Copy the data below exactly.
** begin INPUT RECORDS **
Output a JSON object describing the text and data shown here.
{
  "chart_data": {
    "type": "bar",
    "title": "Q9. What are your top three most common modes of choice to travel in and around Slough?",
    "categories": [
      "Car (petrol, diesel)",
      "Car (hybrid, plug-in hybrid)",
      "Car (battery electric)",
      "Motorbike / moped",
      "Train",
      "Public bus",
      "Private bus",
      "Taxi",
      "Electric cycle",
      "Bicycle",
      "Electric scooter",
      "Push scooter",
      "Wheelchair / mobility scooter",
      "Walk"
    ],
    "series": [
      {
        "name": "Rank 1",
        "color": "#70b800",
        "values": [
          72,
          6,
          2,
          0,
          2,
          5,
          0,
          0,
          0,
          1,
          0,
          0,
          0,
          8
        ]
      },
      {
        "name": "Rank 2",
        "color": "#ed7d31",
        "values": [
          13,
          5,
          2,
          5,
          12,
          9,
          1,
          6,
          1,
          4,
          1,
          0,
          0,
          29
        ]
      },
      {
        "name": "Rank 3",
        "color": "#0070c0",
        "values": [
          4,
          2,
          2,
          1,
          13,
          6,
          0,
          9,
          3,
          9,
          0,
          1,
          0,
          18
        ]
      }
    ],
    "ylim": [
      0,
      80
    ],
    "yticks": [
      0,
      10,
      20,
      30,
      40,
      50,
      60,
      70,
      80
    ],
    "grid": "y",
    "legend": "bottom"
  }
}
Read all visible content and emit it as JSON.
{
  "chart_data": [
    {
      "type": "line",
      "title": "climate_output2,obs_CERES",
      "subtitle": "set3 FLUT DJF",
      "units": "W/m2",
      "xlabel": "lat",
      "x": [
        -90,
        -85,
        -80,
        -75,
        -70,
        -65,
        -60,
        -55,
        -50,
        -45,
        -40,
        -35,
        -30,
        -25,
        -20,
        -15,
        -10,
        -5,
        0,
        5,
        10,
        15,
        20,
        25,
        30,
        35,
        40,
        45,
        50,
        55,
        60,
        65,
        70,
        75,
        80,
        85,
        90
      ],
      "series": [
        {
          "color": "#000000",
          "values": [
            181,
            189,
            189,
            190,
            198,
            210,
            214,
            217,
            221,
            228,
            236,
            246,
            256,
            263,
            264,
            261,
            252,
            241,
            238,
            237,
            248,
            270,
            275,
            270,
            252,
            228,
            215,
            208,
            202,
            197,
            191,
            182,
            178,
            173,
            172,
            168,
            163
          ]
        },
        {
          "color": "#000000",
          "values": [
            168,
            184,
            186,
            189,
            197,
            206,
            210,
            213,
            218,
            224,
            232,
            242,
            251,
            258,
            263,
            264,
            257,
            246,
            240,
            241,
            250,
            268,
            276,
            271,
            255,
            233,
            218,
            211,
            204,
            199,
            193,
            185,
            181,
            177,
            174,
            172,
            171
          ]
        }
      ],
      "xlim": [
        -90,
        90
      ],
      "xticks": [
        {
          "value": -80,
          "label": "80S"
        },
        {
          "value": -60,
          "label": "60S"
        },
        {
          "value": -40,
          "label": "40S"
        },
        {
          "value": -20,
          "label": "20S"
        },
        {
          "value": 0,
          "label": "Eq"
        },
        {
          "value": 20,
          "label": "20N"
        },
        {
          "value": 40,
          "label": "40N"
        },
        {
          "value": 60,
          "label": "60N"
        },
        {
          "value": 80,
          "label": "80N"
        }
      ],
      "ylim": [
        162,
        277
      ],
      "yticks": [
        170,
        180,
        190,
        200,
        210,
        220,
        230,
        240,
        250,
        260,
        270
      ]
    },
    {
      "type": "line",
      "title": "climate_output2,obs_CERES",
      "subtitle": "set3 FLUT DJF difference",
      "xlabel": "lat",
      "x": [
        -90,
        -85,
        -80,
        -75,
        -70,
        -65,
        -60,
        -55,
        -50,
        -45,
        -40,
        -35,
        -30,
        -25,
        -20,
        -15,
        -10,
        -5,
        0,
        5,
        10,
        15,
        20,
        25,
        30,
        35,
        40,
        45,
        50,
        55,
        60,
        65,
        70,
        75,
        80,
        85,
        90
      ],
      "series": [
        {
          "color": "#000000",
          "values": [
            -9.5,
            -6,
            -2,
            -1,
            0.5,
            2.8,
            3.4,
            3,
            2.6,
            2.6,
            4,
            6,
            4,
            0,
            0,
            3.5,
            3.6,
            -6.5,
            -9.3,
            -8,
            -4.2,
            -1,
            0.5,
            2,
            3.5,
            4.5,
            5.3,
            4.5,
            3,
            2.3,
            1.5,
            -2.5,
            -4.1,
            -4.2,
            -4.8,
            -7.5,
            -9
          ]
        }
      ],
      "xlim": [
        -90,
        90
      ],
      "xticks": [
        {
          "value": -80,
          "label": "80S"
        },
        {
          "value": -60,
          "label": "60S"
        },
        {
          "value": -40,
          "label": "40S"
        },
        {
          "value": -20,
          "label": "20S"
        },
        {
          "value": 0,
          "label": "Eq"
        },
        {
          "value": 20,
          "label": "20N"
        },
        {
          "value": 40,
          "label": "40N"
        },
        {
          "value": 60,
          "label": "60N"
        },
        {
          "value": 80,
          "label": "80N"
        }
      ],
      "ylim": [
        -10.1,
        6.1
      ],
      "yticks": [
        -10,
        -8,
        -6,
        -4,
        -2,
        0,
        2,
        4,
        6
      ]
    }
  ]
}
** end INPUT RECORDS **
EXERCISE OUTPUT:
Output a JSON object describing the text and data shown here.
{
  "chart_data": {
    "type": "bar",
    "title": "Q9. What are your top three most common modes of choice to travel in and around Slough?",
    "categories": [
      "Car (petrol, diesel)",
      "Car (hybrid, plug-in hybrid)",
      "Car (battery electric)",
      "Motorbike / moped",
      "Train",
      "Public bus",
      "Private bus",
      "Taxi",
      "Electric cycle",
      "Bicycle",
      "Electric scooter",
      "Push scooter",
      "Wheelchair / mobility scooter",
      "Walk"
    ],
    "series": [
      {
        "name": "Rank 1",
        "color": "#70b800",
        "values": [
          72,
          6,
          2,
          0,
          2,
          5,
          0,
          0,
          0,
          1,
          0,
          0,
          0,
          8
        ]
      },
      {
        "name": "Rank 2",
        "color": "#ed7d31",
        "values": [
          13,
          5,
          2,
          5,
          12,
          9,
          1,
          6,
          1,
          4,
          1,
          0,
          0,
          29
        ]
      },
      {
        "name": "Rank 3",
        "color": "#0070c0",
        "values": [
          4,
          2,
          2,
          1,
          13,
          6,
          0,
          9,
          3,
          9,
          0,
          1,
          0,
          18
        ]
      }
    ],
    "ylim": [
      0,
      80
    ],
    "yticks": [
      0,
      10,
      20,
      30,
      40,
      50,
      60,
      70,
      80
    ],
    "grid": "y",
    "legend": "bottom"
  }
}
Read all visible content and emit it as JSON.
{
  "chart_data": [
    {
      "type": "line",
      "title": "climate_output2,obs_CERES",
      "subtitle": "set3 FLUT DJF",
      "units": "W/m2",
      "xlabel": "lat",
      "x": [
        -90,
        -85,
        -80,
        -75,
        -70,
        -65,
        -60,
        -55,
        -50,
        -45,
        -40,
        -35,
        -30,
        -25,
        -20,
        -15,
        -10,
        -5,
        0,
        5,
        10,
        15,
        20,
        25,
        30,
        35,
        40,
        45,
        50,
        55,
        60,
        65,
        70,
        75,
        80,
        85,
        90
      ],
      "series": [
        {
          "color": "#000000",
          "values": [
            181,
            189,
            189,
            190,
            198,
            210,
            214,
            217,
            221,
            228,
            236,
            246,
            256,
            263,
            264,
            261,
            252,
            241,
            238,
            237,
            248,
            270,
            275,
            270,
            252,
            228,
            215,
            208,
            202,
            197,
            191,
            182,
            178,
            173,
            172,
            168,
            163
          ]
        },
        {
          "color": "#000000",
          "values": [
            168,
            184,
            186,
            189,
            197,
            206,
            210,
            213,
            218,
            224,
            232,
            242,
            251,
            258,
            263,
            264,
            257,
            246,
            240,
            241,
            250,
            268,
            276,
            271,
            255,
            233,
            218,
            211,
            204,
            199,
            193,
            185,
            181,
            177,
            174,
            172,
            171
          ]
        }
      ],
      "xlim": [
        -90,
        90
      ],
      "xticks": [
        {
          "value": -80,
          "label": "80S"
        },
        {
          "value": -60,
          "label": "60S"
        },
        {
          "value": -40,
          "label": "40S"
        },
        {
          "value": -20,
          "label": "20S"
        },
        {
          "value": 0,
          "label": "Eq"
        },
        {
          "value": 20,
          "label": "20N"
        },
        {
          "value": 40,
          "label": "40N"
        },
        {
          "value": 60,
          "label": "60N"
        },
        {
          "value": 80,
          "label": "80N"
        }
      ],
      "ylim": [
        162,
        277
      ],
      "yticks": [
        170,
        180,
        190,
        200,
        210,
        220,
        230,
        240,
        250,
        260,
        270
      ]
    },
    {
      "type": "line",
      "title": "climate_output2,obs_CERES",
      "subtitle": "set3 FLUT DJF difference",
      "xlabel": "lat",
      "x": [
        -90,
        -85,
        -80,
        -75,
        -70,
        -65,
        -60,
        -55,
        -50,
        -45,
        -40,
        -35,
        -30,
        -25,
        -20,
        -15,
        -10,
        -5,
        0,
        5,
        10,
        15,
        20,
        25,
        30,
        35,
        40,
        45,
        50,
        55,
        60,
        65,
        70,
        75,
        80,
        85,
        90
      ],
      "series": [
        {
          "color": "#000000",
          "values": [
            -9.5,
            -6,
            -2,
            -1,
            0.5,
            2.8,
            3.4,
            3,
            2.6,
            2.6,
            4,
            6,
            4,
            0,
            0,
            3.5,
            3.6,
            -6.5,
            -9.3,
            -8,
            -4.2,
            -1,
            0.5,
            2,
            3.5,
            4.5,
            5.3,
            4.5,
            3,
            2.3,
            1.5,
            -2.5,
            -4.1,
            -4.2,
            -4.8,
            -7.5,
            -9
          ]
        }
      ],
      "xlim": [
        -90,
        90
      ],
      "xticks": [
        {
          "value": -80,
          "label": "80S"
        },
        {
          "value": -60,
          "label": "60S"
        },
        {
          "value": -40,
          "label": "40S"
        },
        {
          "value": -20,
          "label": "20S"
        },
        {
          "value": 0,
          "label": "Eq"
        },
        {
          "value": 20,
          "label": "20N"
        },
        {
          "value": 40,
          "label": "40N"
        },
        {
          "value": 60,
          "label": "60N"
        },
        {
          "value": 80,
          "label": "80N"
        }
      ],
      "ylim": [
        -10.1,
        6.1
      ],
      "yticks": [
        -10,
        -8,
        -6,
        -4,
        -2,
        0,
        2,
        4,
        6
      ]
    }
  ]
}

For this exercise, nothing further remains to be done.